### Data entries
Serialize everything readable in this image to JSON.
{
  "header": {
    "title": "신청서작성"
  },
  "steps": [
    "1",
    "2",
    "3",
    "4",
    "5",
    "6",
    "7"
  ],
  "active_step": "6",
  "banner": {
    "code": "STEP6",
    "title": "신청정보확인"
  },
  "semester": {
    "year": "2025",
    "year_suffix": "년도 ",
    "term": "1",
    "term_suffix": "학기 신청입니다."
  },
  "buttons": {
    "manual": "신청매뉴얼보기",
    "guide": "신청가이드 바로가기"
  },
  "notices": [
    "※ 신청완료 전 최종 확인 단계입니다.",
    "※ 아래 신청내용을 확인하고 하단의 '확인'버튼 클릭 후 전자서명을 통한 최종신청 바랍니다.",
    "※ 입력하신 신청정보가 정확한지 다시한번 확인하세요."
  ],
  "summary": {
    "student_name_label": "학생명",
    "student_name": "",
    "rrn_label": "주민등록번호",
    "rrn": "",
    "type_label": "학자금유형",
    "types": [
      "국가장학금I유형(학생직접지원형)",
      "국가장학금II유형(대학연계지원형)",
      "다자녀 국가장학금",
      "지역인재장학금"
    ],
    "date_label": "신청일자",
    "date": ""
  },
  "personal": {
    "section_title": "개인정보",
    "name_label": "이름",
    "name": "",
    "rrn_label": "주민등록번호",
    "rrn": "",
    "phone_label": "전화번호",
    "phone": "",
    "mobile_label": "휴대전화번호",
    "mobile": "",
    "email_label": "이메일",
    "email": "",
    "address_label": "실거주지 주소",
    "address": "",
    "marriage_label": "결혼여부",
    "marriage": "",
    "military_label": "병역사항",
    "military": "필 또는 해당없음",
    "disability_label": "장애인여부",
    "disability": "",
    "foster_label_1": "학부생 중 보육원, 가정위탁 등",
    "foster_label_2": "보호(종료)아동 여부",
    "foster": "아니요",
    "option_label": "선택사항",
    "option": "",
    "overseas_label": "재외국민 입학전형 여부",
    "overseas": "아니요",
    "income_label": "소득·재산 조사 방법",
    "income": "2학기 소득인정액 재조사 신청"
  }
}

### Task requirements
Give all of the entries again, word for word.

### Solution to this problem
Serialize everything readable in this image to JSON.
{
  "header": {
    "title": "신청서작성"
  },
  "steps": [
    "1",
    "2",
    "3",
    "4",
    "5",
    "6",
    "7"
  ],
  "active_step": "6",
  "banner": {
    "code": "STEP6",
    "title": "신청정보확인"
  },
  "semester": {
    "year": "2025",
    "year_suffix": "년도 ",
    "term": "1",
    "term_suffix": "학기 신청입니다."
  },
  "buttons": {
    "manual": "신청매뉴얼보기",
    "guide": "신청가이드 바로가기"
  },
  "notices": [
    "※ 신청완료 전 최종 확인 단계입니다.",
    "※ 아래 신청내용을 확인하고 하단의 '확인'버튼 클릭 후 전자서명을 통한 최종신청 바랍니다.",
    "※ 입력하신 신청정보가 정확한지 다시한번 확인하세요."
  ],
  "summary": {
    "student_name_label": "학생명",
    "student_name": "",
    "rrn_label": "주민등록번호",
    "rrn": "",
    "type_label": "학자금유형",
    "types": [
      "국가장학금I유형(학생직접지원형)",
      "국가장학금II유형(대학연계지원형)",
      "다자녀 국가장학금",
      "지역인재장학금"
    ],
    "date_label": "신청일자",
    "date": ""
  },
  "personal": {
    "section_title": "개인정보",
    "name_label": "이름",
    "name": "",
    "rrn_label": "주민등록번호",
    "rrn": "",
    "phone_label": "전화번호",
    "phone": "",
    "mobile_label": "휴대전화번호",
    "mobile": "",
    "email_label": "이메일",
    "email": "",
    "address_label": "실거주지 주소",
    "address": "",
    "marriage_label": "결혼여부",
    "marriage": "",
    "military_label": "병역사항",
    "military": "필 또는 해당없음",
    "disability_label": "장애인여부",
    "disability": "",
    "foster_label_1": "학부생 중 보육원, 가정위탁 등",
    "foster_label_2": "보호(종료)아동 여부",
    "foster": "아니요",
    "option_label": "선택사항",
    "option": "",
    "overseas_label": "재외국민 입학전형 여부",
    "overseas": "아니요",
    "income_label": "소득·재산 조사 방법",
    "income": "2학기 소득인정액 재조사 신청"
  }
}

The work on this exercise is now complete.